__REQUIRED WORK__. State, as a single number, how many lines in the data below contain "heading".

__MATERIAL FOR THIS EXERCISE__.
[Start of Attachment]
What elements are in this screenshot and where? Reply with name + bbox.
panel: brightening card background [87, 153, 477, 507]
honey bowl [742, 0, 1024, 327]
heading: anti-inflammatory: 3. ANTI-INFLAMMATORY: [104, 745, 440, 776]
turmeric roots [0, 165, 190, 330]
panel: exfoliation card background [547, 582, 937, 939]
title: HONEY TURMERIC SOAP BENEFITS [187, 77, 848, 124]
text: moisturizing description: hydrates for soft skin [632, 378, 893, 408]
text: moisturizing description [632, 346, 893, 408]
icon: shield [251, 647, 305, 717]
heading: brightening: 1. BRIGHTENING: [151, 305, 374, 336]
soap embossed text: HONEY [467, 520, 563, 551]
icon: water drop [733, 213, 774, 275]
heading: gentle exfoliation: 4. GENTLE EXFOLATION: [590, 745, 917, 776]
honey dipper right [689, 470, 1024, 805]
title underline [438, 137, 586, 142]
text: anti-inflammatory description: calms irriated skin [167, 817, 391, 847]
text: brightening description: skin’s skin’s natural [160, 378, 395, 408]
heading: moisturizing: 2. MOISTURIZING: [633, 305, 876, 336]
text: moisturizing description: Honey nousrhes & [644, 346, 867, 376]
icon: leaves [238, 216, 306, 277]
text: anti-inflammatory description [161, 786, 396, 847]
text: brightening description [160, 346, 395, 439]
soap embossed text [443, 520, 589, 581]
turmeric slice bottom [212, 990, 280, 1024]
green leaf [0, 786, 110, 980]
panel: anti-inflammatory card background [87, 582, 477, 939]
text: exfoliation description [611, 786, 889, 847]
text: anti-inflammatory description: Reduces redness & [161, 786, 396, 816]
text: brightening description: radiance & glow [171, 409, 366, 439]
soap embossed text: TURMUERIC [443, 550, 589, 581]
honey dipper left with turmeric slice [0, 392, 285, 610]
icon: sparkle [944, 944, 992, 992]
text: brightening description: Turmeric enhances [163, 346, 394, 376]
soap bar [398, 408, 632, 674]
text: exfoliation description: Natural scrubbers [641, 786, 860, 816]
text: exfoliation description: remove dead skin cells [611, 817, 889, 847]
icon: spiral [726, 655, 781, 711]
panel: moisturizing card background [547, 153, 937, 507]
[End of Attachment]
__EXERCISE RESULT__. 4